Start of DATA TO USE

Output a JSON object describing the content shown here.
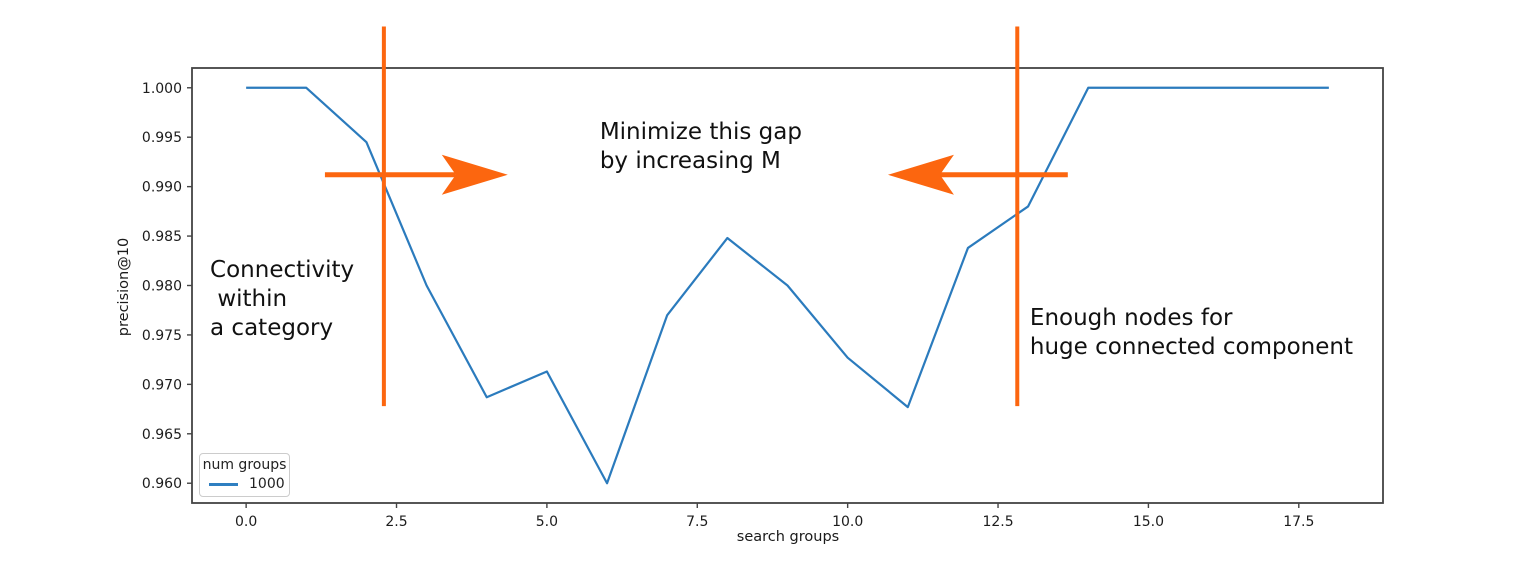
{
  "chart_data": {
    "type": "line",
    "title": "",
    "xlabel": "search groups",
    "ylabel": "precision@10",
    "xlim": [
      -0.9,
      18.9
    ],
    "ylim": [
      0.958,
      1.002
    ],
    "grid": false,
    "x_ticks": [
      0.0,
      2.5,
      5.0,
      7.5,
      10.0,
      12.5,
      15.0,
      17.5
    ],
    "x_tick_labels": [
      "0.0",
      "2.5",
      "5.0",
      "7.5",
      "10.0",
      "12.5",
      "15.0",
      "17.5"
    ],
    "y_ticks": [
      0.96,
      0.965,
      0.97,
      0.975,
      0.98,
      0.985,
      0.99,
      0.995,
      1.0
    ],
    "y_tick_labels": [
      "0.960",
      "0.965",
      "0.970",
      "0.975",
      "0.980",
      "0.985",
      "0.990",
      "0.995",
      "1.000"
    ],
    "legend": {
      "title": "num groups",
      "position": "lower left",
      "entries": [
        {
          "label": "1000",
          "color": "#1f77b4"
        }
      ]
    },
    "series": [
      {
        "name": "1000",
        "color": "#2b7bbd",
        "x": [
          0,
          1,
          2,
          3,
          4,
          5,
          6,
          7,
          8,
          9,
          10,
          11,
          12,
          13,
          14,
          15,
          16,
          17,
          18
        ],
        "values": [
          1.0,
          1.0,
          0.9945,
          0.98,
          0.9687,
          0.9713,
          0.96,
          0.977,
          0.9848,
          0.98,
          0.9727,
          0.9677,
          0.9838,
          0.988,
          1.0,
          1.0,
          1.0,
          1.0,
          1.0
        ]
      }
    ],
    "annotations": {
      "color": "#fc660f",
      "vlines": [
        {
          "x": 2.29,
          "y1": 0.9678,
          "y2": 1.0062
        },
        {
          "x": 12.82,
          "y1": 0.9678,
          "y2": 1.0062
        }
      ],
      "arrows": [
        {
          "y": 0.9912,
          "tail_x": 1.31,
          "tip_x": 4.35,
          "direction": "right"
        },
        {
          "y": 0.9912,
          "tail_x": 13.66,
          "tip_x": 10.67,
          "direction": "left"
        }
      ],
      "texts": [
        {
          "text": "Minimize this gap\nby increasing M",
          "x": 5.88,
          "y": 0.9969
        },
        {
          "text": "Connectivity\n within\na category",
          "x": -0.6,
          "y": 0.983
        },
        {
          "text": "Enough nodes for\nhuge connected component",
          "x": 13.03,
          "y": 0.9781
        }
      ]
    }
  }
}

End of DATA TO USE
Start of DATA TO USE

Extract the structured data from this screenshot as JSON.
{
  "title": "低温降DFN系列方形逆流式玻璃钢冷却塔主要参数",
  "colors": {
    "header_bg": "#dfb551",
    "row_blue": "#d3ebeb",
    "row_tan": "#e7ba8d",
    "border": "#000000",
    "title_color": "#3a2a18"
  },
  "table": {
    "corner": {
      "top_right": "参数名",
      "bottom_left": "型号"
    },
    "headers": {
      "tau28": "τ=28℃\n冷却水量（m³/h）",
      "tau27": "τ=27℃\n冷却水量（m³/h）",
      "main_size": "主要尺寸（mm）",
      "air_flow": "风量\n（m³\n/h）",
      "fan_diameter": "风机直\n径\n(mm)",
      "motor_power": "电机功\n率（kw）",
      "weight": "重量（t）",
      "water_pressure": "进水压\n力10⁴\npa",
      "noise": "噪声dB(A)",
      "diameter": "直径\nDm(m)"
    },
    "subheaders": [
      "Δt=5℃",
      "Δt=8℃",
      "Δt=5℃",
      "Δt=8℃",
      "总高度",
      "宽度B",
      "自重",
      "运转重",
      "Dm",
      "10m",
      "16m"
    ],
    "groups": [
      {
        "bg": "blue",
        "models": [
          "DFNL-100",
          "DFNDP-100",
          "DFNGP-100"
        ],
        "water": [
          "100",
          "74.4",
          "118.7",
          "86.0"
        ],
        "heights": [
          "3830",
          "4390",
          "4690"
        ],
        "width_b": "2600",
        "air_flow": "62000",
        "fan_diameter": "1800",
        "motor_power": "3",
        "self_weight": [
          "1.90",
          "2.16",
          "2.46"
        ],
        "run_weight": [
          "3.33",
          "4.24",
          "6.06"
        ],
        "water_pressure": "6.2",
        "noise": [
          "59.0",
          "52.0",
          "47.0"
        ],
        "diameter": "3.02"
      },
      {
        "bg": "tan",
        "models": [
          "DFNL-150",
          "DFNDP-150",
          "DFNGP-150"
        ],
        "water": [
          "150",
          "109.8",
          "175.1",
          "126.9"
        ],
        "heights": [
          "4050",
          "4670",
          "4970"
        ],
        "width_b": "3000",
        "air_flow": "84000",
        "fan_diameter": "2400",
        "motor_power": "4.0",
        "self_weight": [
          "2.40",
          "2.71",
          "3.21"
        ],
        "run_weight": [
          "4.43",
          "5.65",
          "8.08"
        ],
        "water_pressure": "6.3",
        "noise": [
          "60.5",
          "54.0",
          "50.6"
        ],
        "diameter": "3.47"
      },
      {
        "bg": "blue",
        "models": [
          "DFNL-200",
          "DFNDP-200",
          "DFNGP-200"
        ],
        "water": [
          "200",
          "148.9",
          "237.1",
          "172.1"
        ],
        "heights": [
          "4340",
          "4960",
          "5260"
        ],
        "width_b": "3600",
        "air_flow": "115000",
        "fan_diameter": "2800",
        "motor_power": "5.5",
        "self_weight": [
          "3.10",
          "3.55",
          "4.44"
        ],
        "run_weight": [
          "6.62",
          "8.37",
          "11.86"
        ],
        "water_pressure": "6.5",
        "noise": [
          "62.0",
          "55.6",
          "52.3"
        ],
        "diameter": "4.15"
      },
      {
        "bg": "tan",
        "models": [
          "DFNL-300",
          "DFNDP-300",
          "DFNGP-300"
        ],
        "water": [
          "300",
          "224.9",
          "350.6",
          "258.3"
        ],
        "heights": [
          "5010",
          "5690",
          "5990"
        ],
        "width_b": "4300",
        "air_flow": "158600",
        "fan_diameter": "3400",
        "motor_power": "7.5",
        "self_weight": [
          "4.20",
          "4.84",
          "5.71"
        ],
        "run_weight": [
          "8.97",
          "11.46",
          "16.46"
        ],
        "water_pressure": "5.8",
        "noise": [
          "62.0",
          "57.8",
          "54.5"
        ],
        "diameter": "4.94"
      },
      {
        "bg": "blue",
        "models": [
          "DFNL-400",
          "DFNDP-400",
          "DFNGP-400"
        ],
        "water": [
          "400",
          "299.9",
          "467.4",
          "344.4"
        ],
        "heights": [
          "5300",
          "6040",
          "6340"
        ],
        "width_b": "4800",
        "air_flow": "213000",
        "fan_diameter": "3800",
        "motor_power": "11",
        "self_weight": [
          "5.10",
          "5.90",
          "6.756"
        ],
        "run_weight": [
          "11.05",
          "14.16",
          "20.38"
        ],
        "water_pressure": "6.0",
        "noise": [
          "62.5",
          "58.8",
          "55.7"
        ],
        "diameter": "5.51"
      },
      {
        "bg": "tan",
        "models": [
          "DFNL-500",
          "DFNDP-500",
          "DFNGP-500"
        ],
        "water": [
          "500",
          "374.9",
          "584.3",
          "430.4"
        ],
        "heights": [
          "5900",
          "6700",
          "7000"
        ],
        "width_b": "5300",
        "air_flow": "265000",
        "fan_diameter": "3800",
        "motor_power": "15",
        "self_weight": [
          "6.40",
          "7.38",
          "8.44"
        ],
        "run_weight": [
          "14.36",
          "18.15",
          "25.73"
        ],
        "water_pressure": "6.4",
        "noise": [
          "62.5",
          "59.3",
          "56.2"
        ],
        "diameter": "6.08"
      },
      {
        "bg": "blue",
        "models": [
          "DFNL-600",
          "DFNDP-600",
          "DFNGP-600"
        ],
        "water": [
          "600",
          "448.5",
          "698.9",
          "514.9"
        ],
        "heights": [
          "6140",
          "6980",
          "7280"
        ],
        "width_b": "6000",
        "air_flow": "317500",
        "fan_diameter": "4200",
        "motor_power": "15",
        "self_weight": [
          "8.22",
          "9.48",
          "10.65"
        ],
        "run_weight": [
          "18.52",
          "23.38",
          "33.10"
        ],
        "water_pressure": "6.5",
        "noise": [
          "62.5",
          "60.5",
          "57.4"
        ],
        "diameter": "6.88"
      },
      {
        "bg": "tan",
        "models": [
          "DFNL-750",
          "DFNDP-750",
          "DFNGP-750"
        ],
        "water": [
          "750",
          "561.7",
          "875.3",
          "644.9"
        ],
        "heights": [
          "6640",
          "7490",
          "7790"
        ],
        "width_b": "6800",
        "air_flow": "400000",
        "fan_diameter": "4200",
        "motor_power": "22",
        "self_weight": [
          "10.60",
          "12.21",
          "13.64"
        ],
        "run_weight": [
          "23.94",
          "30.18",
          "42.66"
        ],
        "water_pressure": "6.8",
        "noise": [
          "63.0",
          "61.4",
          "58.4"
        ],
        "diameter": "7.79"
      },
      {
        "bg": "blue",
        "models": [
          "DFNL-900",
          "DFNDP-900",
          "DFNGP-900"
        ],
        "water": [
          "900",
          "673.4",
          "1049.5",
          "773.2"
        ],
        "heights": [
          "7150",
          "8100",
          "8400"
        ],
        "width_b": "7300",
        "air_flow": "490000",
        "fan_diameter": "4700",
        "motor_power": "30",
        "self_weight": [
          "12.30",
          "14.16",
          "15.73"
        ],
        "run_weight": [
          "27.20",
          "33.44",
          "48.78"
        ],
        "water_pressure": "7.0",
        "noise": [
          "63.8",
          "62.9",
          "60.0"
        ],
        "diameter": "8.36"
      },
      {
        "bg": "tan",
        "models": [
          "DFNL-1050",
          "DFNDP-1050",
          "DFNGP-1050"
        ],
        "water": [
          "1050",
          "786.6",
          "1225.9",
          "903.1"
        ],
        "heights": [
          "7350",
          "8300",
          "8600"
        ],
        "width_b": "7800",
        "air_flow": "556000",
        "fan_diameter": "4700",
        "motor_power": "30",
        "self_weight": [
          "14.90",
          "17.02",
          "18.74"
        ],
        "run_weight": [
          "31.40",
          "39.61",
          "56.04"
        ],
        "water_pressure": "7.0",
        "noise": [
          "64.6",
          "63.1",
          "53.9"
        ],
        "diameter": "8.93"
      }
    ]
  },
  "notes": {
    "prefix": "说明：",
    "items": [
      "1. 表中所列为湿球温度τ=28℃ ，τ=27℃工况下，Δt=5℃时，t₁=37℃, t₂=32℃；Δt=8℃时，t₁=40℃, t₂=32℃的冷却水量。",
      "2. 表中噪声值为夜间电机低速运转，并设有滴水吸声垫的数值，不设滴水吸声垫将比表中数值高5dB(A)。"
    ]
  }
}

End of DATA TO USE

● **INSTRUCTION**
Say how many lines in the listing above include "groups". Give nothing but the number.

● **COMPLETE ANSWER**
3